DATA LISTING:

__________

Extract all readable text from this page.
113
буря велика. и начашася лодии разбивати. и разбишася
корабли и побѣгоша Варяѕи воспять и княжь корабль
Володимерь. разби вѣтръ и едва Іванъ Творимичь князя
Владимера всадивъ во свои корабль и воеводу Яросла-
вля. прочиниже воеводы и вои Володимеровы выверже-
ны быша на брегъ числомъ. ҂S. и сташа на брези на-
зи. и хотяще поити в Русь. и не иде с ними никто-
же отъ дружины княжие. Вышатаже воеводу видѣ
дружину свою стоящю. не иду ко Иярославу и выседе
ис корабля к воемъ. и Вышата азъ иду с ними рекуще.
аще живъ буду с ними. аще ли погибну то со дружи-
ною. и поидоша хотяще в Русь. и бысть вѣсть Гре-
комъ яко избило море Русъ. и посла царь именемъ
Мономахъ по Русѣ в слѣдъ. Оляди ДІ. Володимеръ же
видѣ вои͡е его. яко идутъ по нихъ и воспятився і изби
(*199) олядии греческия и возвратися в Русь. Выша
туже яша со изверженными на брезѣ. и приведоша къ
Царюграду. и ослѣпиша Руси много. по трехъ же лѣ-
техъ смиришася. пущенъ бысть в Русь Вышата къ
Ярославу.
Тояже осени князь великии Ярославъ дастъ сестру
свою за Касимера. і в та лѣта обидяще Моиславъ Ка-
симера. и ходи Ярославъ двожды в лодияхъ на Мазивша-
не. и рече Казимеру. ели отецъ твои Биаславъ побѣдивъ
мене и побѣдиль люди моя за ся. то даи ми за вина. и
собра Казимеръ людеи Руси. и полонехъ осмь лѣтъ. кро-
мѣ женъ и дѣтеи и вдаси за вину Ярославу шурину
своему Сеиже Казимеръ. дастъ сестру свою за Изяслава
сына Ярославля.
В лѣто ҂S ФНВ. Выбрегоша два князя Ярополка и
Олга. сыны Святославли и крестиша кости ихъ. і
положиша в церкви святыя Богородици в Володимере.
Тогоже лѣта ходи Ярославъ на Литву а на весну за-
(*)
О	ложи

__________

WHAT YOU ARE ASKED TO DO: Whenever "Руси" turns up in a line, pick that line out.

EXPECTED ANSWER:
Царюграду. и ослѣпиша Руси много. по трехъ же лѣ-
собра Казимеръ людеи Руси. и полонехъ осмь лѣтъ. кро-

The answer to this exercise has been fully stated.